▸ **SOURCE DATA**
──────────────────────────────

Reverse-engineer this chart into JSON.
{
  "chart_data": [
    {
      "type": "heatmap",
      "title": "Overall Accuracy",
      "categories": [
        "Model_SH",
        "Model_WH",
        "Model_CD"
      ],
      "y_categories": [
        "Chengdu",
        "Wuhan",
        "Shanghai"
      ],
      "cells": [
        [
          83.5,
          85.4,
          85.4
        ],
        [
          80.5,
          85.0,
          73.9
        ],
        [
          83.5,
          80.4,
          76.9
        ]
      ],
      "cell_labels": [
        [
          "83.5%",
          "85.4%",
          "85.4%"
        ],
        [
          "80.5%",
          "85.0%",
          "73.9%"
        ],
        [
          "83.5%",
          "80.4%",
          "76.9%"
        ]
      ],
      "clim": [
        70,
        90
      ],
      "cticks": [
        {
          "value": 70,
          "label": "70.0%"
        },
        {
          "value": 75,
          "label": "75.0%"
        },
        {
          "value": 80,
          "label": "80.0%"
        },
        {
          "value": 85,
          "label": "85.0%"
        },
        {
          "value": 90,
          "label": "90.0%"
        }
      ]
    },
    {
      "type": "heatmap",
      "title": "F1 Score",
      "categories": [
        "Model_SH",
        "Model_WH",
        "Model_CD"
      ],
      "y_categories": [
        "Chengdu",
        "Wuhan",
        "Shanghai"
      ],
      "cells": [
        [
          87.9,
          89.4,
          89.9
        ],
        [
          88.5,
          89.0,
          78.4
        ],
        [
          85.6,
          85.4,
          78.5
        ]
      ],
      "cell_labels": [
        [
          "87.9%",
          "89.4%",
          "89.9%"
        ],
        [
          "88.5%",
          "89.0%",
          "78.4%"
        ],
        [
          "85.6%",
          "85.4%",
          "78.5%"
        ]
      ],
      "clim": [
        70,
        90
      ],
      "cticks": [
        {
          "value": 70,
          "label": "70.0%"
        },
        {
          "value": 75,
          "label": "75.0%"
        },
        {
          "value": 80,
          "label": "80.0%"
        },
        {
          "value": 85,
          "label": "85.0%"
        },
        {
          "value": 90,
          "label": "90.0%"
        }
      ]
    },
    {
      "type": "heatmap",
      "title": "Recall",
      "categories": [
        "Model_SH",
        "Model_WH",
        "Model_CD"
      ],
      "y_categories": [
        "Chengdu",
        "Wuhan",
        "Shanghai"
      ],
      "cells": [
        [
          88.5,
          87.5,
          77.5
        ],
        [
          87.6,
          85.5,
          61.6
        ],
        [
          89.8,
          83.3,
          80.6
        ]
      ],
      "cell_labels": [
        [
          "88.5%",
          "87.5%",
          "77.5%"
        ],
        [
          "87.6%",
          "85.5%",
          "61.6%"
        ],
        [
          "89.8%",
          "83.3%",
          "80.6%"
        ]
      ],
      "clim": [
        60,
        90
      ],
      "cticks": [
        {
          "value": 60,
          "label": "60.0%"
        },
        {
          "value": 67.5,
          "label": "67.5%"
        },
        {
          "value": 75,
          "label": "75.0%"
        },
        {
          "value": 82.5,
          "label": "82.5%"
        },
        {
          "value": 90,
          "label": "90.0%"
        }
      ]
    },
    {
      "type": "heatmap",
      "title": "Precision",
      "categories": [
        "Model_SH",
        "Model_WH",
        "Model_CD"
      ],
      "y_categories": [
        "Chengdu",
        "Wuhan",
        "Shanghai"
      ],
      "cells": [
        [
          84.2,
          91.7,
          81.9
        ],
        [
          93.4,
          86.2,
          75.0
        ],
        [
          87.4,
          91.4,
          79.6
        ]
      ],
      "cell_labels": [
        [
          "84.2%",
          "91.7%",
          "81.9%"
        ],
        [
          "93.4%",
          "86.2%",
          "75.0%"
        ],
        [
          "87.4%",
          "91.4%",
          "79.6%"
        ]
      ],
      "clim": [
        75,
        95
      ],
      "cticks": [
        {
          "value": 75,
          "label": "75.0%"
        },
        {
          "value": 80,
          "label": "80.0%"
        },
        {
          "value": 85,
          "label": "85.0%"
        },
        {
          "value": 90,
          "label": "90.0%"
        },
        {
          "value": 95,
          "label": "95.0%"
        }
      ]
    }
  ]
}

──────────────────────────────

▸ **TASK PROMPT**
Repeat back the data above, exact to the last character.

▸ **WRITTEN SOLUTION**
Reverse-engineer this chart into JSON.
{
  "chart_data": [
    {
      "type": "heatmap",
      "title": "Overall Accuracy",
      "categories": [
        "Model_SH",
        "Model_WH",
        "Model_CD"
      ],
      "y_categories": [
        "Chengdu",
        "Wuhan",
        "Shanghai"
      ],
      "cells": [
        [
          83.5,
          85.4,
          85.4
        ],
        [
          80.5,
          85.0,
          73.9
        ],
        [
          83.5,
          80.4,
          76.9
        ]
      ],
      "cell_labels": [
        [
          "83.5%",
          "85.4%",
          "85.4%"
        ],
        [
          "80.5%",
          "85.0%",
          "73.9%"
        ],
        [
          "83.5%",
          "80.4%",
          "76.9%"
        ]
      ],
      "clim": [
        70,
        90
      ],
      "cticks": [
        {
          "value": 70,
          "label": "70.0%"
        },
        {
          "value": 75,
          "label": "75.0%"
        },
        {
          "value": 80,
          "label": "80.0%"
        },
        {
          "value": 85,
          "label": "85.0%"
        },
        {
          "value": 90,
          "label": "90.0%"
        }
      ]
    },
    {
      "type": "heatmap",
      "title": "F1 Score",
      "categories": [
        "Model_SH",
        "Model_WH",
        "Model_CD"
      ],
      "y_categories": [
        "Chengdu",
        "Wuhan",
        "Shanghai"
      ],
      "cells": [
        [
          87.9,
          89.4,
          89.9
        ],
        [
          88.5,
          89.0,
          78.4
        ],
        [
          85.6,
          85.4,
          78.5
        ]
      ],
      "cell_labels": [
        [
          "87.9%",
          "89.4%",
          "89.9%"
        ],
        [
          "88.5%",
          "89.0%",
          "78.4%"
        ],
        [
          "85.6%",
          "85.4%",
          "78.5%"
        ]
      ],
      "clim": [
        70,
        90
      ],
      "cticks": [
        {
          "value": 70,
          "label": "70.0%"
        },
        {
          "value": 75,
          "label": "75.0%"
        },
        {
          "value": 80,
          "label": "80.0%"
        },
        {
          "value": 85,
          "label": "85.0%"
        },
        {
          "value": 90,
          "label": "90.0%"
        }
      ]
    },
    {
      "type": "heatmap",
      "title": "Recall",
      "categories": [
        "Model_SH",
        "Model_WH",
        "Model_CD"
      ],
      "y_categories": [
        "Chengdu",
        "Wuhan",
        "Shanghai"
      ],
      "cells": [
        [
          88.5,
          87.5,
          77.5
        ],
        [
          87.6,
          85.5,
          61.6
        ],
        [
          89.8,
          83.3,
          80.6
        ]
      ],
      "cell_labels": [
        [
          "88.5%",
          "87.5%",
          "77.5%"
        ],
        [
          "87.6%",
          "85.5%",
          "61.6%"
        ],
        [
          "89.8%",
          "83.3%",
          "80.6%"
        ]
      ],
      "clim": [
        60,
        90
      ],
      "cticks": [
        {
          "value": 60,
          "label": "60.0%"
        },
        {
          "value": 67.5,
          "label": "67.5%"
        },
        {
          "value": 75,
          "label": "75.0%"
        },
        {
          "value": 82.5,
          "label": "82.5%"
        },
        {
          "value": 90,
          "label": "90.0%"
        }
      ]
    },
    {
      "type": "heatmap",
      "title": "Precision",
      "categories": [
        "Model_SH",
        "Model_WH",
        "Model_CD"
      ],
      "y_categories": [
        "Chengdu",
        "Wuhan",
        "Shanghai"
      ],
      "cells": [
        [
          84.2,
          91.7,
          81.9
        ],
        [
          93.4,
          86.2,
          75.0
        ],
        [
          87.4,
          91.4,
          79.6
        ]
      ],
      "cell_labels": [
        [
          "84.2%",
          "91.7%",
          "81.9%"
        ],
        [
          "93.4%",
          "86.2%",
          "75.0%"
        ],
        [
          "87.4%",
          "91.4%",
          "79.6%"
        ]
      ],
      "clim": [
        75,
        95
      ],
      "cticks": [
        {
          "value": 75,
          "label": "75.0%"
        },
        {
          "value": 80,
          "label": "80.0%"
        },
        {
          "value": 85,
          "label": "85.0%"
        },
        {
          "value": 90,
          "label": "90.0%"
        },
        {
          "value": 95,
          "label": "95.0%"
        }
      ]
    }
  ]
}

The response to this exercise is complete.